(Data entries for graphics)

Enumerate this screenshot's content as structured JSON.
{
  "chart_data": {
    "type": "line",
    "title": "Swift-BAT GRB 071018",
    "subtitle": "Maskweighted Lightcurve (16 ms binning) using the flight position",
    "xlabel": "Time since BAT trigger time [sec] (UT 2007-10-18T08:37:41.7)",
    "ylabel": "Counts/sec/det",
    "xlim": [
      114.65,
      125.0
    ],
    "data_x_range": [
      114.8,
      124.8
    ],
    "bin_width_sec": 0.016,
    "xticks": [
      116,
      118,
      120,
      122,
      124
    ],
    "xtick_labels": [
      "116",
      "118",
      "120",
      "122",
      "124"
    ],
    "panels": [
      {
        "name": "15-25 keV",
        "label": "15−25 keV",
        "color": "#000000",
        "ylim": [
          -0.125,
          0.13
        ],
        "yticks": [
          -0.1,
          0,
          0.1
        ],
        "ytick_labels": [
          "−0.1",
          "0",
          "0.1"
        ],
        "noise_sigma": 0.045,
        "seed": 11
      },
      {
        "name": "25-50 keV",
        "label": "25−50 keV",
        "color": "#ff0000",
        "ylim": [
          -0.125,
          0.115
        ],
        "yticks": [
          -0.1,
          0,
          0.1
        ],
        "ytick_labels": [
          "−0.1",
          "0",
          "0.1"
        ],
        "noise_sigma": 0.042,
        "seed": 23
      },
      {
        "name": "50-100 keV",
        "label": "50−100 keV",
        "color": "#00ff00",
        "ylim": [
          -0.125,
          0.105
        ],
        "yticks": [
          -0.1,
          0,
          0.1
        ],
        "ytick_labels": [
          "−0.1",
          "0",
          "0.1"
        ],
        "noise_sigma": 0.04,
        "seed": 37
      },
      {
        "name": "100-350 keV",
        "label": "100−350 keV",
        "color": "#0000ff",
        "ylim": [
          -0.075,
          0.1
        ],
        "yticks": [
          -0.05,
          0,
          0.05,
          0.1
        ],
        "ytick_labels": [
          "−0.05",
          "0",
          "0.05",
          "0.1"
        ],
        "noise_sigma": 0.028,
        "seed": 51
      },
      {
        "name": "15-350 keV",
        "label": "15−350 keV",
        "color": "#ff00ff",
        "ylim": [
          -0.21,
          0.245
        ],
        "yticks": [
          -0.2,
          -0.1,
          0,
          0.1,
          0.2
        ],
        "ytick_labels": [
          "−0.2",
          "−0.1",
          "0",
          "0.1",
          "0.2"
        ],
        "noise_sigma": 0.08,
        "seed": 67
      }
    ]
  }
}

» Short task
Each line of the material should be echoed exactly.

» Response for this exercise
Enumerate this screenshot's content as structured JSON.
{
  "chart_data": {
    "type": "line",
    "title": "Swift-BAT GRB 071018",
    "subtitle": "Maskweighted Lightcurve (16 ms binning) using the flight position",
    "xlabel": "Time since BAT trigger time [sec] (UT 2007-10-18T08:37:41.7)",
    "ylabel": "Counts/sec/det",
    "xlim": [
      114.65,
      125.0
    ],
    "data_x_range": [
      114.8,
      124.8
    ],
    "bin_width_sec": 0.016,
    "xticks": [
      116,
      118,
      120,
      122,
      124
    ],
    "xtick_labels": [
      "116",
      "118",
      "120",
      "122",
      "124"
    ],
    "panels": [
      {
        "name": "15-25 keV",
        "label": "15−25 keV",
        "color": "#000000",
        "ylim": [
          -0.125,
          0.13
        ],
        "yticks": [
          -0.1,
          0,
          0.1
        ],
        "ytick_labels": [
          "−0.1",
          "0",
          "0.1"
        ],
        "noise_sigma": 0.045,
        "seed": 11
      },
      {
        "name": "25-50 keV",
        "label": "25−50 keV",
        "color": "#ff0000",
        "ylim": [
          -0.125,
          0.115
        ],
        "yticks": [
          -0.1,
          0,
          0.1
        ],
        "ytick_labels": [
          "−0.1",
          "0",
          "0.1"
        ],
        "noise_sigma": 0.042,
        "seed": 23
      },
      {
        "name": "50-100 keV",
        "label": "50−100 keV",
        "color": "#00ff00",
        "ylim": [
          -0.125,
          0.105
        ],
        "yticks": [
          -0.1,
          0,
          0.1
        ],
        "ytick_labels": [
          "−0.1",
          "0",
          "0.1"
        ],
        "noise_sigma": 0.04,
        "seed": 37
      },
      {
        "name": "100-350 keV",
        "label": "100−350 keV",
        "color": "#0000ff",
        "ylim": [
          -0.075,
          0.1
        ],
        "yticks": [
          -0.05,
          0,
          0.05,
          0.1
        ],
        "ytick_labels": [
          "−0.05",
          "0",
          "0.05",
          "0.1"
        ],
        "noise_sigma": 0.028,
        "seed": 51
      },
      {
        "name": "15-350 keV",
        "label": "15−350 keV",
        "color": "#ff00ff",
        "ylim": [
          -0.21,
          0.245
        ],
        "yticks": [
          -0.2,
          -0.1,
          0,
          0.1,
          0.2
        ],
        "ytick_labels": [
          "−0.2",
          "−0.1",
          "0",
          "0.1",
          "0.2"
        ],
        "noise_sigma": 0.08,
        "seed": 67
      }
    ]
  }
}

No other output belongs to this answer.